** What the exercise asks **
Quote word for word every line from the start of the lines through the line that contains "section-seats: 시트 천연가죽", with both ends included.

** Entries supplied **
◇ ◇ ◇ ◇ ◇
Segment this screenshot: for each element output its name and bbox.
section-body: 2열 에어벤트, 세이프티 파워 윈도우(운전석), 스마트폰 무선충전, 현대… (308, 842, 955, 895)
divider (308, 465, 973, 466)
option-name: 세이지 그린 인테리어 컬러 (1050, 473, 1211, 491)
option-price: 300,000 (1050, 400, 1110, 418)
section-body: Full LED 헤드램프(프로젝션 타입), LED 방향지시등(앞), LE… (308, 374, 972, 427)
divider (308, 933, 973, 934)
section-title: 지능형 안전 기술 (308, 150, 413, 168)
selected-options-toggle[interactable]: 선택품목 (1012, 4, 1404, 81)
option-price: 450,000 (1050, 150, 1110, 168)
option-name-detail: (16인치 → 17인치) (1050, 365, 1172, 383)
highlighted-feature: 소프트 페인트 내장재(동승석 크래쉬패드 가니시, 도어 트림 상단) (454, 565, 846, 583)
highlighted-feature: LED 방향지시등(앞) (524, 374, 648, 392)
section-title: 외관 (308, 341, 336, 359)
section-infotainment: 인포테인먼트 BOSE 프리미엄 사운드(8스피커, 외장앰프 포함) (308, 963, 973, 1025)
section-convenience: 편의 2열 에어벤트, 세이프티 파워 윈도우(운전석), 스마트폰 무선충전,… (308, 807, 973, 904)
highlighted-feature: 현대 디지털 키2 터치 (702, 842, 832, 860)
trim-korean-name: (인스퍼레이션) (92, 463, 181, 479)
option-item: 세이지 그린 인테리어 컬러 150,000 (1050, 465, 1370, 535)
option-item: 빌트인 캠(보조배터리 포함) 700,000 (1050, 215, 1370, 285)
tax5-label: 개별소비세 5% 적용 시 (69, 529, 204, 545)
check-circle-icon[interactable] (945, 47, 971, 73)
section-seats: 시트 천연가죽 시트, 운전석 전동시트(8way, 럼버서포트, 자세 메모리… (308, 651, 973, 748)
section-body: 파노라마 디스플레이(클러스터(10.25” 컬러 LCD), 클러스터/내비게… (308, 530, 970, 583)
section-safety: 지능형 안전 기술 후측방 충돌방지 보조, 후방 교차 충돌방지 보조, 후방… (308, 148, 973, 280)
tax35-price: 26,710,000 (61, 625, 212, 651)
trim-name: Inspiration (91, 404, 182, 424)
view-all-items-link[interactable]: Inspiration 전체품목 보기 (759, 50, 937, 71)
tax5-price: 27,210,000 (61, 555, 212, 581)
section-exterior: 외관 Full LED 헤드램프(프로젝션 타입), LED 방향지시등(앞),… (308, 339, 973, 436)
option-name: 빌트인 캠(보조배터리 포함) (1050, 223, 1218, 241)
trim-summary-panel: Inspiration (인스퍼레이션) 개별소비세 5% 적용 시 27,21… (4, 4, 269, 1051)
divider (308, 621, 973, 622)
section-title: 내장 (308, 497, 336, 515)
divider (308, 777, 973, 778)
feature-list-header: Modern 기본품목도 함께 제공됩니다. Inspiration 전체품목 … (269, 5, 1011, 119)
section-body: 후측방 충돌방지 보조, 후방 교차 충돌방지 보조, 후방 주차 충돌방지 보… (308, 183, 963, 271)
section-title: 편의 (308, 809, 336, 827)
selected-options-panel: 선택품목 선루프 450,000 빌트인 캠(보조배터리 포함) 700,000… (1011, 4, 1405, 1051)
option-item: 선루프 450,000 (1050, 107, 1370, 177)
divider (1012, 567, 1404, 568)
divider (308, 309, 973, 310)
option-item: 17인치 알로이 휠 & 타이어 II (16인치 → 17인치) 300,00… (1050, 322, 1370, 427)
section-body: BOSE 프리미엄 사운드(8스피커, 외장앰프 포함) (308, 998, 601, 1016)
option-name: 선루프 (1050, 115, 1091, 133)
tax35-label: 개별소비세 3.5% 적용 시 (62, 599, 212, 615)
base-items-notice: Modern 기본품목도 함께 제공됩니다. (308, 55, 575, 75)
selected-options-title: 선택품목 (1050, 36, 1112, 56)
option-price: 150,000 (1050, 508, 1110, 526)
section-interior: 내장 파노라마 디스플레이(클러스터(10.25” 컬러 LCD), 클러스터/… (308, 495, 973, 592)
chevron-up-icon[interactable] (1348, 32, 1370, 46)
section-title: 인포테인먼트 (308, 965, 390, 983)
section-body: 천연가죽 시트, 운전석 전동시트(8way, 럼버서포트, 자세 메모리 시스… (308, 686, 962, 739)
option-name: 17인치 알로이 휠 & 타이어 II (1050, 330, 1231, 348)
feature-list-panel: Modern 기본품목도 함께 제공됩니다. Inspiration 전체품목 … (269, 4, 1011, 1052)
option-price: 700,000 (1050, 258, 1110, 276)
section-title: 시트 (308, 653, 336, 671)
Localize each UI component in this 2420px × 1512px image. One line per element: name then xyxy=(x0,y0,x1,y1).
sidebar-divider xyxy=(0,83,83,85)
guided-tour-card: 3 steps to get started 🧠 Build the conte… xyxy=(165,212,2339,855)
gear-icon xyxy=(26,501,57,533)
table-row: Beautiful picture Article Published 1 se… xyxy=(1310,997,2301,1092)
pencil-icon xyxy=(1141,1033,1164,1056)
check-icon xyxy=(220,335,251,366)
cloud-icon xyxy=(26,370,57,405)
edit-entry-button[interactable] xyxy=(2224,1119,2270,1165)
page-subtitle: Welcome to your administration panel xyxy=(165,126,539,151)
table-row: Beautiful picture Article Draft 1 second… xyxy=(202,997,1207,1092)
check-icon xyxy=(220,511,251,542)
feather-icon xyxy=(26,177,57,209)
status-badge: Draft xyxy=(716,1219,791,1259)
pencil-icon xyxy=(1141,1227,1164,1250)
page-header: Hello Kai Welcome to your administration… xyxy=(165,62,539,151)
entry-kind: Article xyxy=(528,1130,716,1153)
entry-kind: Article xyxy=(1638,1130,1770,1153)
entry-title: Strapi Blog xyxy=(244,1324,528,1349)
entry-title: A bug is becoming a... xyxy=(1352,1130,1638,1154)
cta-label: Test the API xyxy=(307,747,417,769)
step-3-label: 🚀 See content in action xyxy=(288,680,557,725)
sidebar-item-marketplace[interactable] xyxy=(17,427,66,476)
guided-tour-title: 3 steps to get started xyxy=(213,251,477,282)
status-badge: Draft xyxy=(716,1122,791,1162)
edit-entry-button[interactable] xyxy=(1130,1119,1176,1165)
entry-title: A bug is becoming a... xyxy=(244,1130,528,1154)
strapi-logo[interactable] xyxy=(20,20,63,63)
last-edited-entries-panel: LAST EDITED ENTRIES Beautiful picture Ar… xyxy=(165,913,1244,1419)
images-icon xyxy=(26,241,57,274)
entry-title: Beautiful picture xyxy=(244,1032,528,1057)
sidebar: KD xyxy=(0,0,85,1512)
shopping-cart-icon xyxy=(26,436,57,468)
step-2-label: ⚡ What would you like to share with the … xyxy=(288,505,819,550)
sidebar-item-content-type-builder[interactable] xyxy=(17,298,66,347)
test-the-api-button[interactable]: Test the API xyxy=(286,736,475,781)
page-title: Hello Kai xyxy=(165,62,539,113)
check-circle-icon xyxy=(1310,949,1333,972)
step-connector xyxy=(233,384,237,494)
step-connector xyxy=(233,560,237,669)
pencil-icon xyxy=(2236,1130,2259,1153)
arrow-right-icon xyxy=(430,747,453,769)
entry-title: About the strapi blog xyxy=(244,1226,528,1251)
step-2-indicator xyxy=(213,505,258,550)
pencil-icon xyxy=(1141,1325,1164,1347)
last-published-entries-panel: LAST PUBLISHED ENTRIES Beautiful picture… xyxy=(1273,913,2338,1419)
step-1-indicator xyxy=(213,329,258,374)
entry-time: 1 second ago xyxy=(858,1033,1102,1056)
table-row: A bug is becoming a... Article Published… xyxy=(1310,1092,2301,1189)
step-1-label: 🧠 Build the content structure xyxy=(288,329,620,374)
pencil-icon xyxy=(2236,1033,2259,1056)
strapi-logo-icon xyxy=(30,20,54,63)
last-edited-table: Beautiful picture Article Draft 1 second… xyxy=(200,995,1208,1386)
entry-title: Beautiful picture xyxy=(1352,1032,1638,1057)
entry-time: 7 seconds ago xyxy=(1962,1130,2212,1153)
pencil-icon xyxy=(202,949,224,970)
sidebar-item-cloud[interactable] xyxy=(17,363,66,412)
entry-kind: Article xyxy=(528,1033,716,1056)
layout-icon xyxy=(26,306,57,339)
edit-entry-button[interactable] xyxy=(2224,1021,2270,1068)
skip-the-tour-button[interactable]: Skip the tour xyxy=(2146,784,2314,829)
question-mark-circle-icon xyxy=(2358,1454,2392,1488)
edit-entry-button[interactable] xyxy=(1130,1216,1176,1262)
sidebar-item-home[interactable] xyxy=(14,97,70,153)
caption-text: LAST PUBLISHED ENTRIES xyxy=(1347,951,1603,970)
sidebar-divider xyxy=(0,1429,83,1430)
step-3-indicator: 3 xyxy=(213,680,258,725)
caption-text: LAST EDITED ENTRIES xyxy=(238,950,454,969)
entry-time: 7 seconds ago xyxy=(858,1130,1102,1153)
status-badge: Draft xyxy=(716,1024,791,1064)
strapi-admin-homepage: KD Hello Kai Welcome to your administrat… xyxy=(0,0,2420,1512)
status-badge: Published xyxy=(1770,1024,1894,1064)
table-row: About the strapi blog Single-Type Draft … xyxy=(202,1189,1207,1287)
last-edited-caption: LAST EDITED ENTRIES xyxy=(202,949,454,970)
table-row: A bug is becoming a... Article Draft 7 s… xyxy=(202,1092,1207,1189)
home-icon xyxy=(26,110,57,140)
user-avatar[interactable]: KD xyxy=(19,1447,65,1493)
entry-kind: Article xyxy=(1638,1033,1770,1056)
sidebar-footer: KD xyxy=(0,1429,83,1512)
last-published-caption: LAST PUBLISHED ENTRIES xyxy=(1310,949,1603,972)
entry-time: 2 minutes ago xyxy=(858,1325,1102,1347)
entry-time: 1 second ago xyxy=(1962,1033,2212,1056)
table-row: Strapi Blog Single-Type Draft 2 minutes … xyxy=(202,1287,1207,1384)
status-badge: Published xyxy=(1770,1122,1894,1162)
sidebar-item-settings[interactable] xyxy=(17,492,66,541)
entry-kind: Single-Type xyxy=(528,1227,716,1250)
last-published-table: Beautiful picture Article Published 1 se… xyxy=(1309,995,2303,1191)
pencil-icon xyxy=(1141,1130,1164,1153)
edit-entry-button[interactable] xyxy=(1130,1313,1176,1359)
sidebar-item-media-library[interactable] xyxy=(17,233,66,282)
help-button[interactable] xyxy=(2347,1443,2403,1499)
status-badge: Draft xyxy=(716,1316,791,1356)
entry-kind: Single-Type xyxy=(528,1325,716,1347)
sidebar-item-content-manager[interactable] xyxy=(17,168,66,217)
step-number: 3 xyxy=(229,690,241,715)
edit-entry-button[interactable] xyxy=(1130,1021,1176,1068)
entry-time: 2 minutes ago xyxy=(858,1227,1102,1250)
◇ ◇ ◇ ◇ ◇
** Exercise answer **
Segment this screenshot: for each element output its name and bbox.
section-body: 2열 에어벤트, 세이프티 파워 윈도우(운전석), 스마트폰 무선충전, 현대… (308, 842, 955, 895)
divider (308, 465, 973, 466)
option-name: 세이지 그린 인테리어 컬러 (1050, 473, 1211, 491)
option-price: 300,000 (1050, 400, 1110, 418)
section-body: Full LED 헤드램프(프로젝션 타입), LED 방향지시등(앞), LE… (308, 374, 972, 427)
divider (308, 933, 973, 934)
section-title: 지능형 안전 기술 (308, 150, 413, 168)
selected-options-toggle[interactable]: 선택품목 (1012, 4, 1404, 81)
option-price: 450,000 (1050, 150, 1110, 168)
option-name-detail: (16인치 → 17인치) (1050, 365, 1172, 383)
highlighted-feature: 소프트 페인트 내장재(동승석 크래쉬패드 가니시, 도어 트림 상단) (454, 565, 846, 583)
highlighted-feature: LED 방향지시등(앞) (524, 374, 648, 392)
section-title: 외관 (308, 341, 336, 359)
section-infotainment: 인포테인먼트 BOSE 프리미엄 사운드(8스피커, 외장앰프 포함) (308, 963, 973, 1025)
section-convenience: 편의 2열 에어벤트, 세이프티 파워 윈도우(운전석), 스마트폰 무선충전,… (308, 807, 973, 904)
highlighted-feature: 현대 디지털 키2 터치 (702, 842, 832, 860)
trim-korean-name: (인스퍼레이션) (92, 463, 181, 479)
option-item: 세이지 그린 인테리어 컬러 150,000 (1050, 465, 1370, 535)
option-item: 빌트인 캠(보조배터리 포함) 700,000 (1050, 215, 1370, 285)
tax5-label: 개별소비세 5% 적용 시 (69, 529, 204, 545)
check-circle-icon[interactable] (945, 47, 971, 73)
section-seats: 시트 천연가죽 시트, 운전석 전동시트(8way, 럼버서포트, 자세 메모리… (308, 651, 973, 748)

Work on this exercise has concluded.